§ Material for this task
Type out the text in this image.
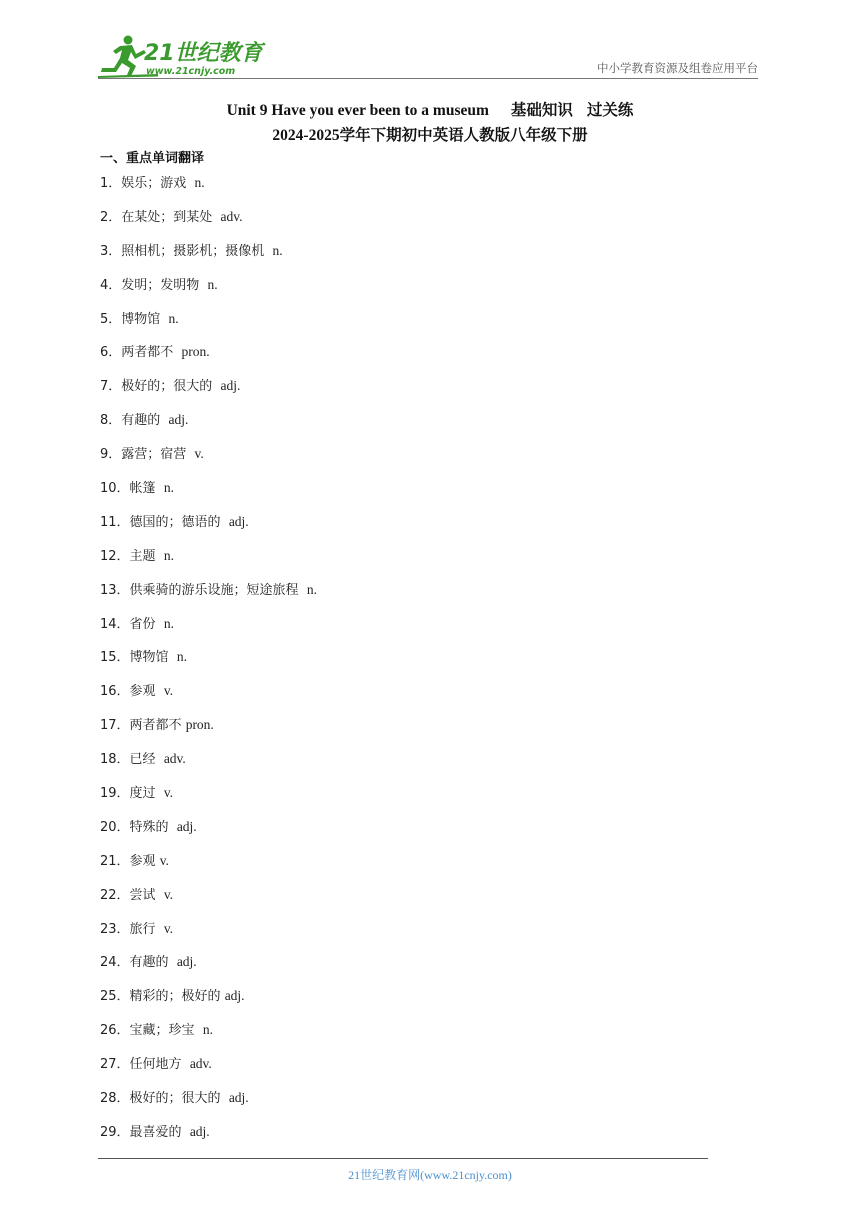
21世纪教育
www.21cnjy.com	中小学教育资源及组卷应用平台
Unit 9 Have you ever been to a museum 基础知识 过关练
2024-2025学年下期初中英语人教版八年级下册
一、重点单词翻译
1．娱乐；游戏  n.
2．在某处；到某处  adv.
3．照相机；摄影机；摄像机  n.
4．发明；发明物  n.
5．博物馆  n.
6．两者都不  pron.
7．极好的；很大的  adj.
8．有趣的  adj.
9．露营；宿营  v.
10．帐篷  n.
11．德国的；德语的  adj.
12．主题  n.
13．供乘骑的游乐设施；短途旅程  n.
14．省份  n.
15．博物馆  n.
16．参观  v.
17．两者都不 pron.
18．已经  adv.
19．度过  v.
20．特殊的  adj.
21．参观 v.
22．尝试  v.
23．旅行  v.
24．有趣的  adj.
25．精彩的；极好的 adj.
26．宝藏；珍宝  n.
27．任何地方  adv.
28．极好的；很大的  adj.
29．最喜爱的  adj.
21世纪教育网(www.21cnjy.com)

§ Objective
Exclude the pictures, and transcribe all of the material exactly.

§ The completed task
Type out the text in this image.
21世纪教育
www.21cnjy.com	中小学教育资源及组卷应用平台
Unit 9 Have you ever been to a museum 基础知识 过关练
2024-2025学年下期初中英语人教版八年级下册
一、重点单词翻译
1．娱乐；游戏  n.
2．在某处；到某处  adv.
3．照相机；摄影机；摄像机  n.
4．发明；发明物  n.
5．博物馆  n.
6．两者都不  pron.
7．极好的；很大的  adj.
8．有趣的  adj.
9．露营；宿营  v.
10．帐篷  n.
11．德国的；德语的  adj.
12．主题  n.
13．供乘骑的游乐设施；短途旅程  n.
14．省份  n.
15．博物馆  n.
16．参观  v.
17．两者都不 pron.
18．已经  adv.
19．度过  v.
20．特殊的  adj.
21．参观 v.
22．尝试  v.
23．旅行  v.
24．有趣的  adj.
25．精彩的；极好的 adj.
26．宝藏；珍宝  n.
27．任何地方  adv.
28．极好的；很大的  adj.
29．最喜爱的  adj.
21世纪教育网(www.21cnjy.com)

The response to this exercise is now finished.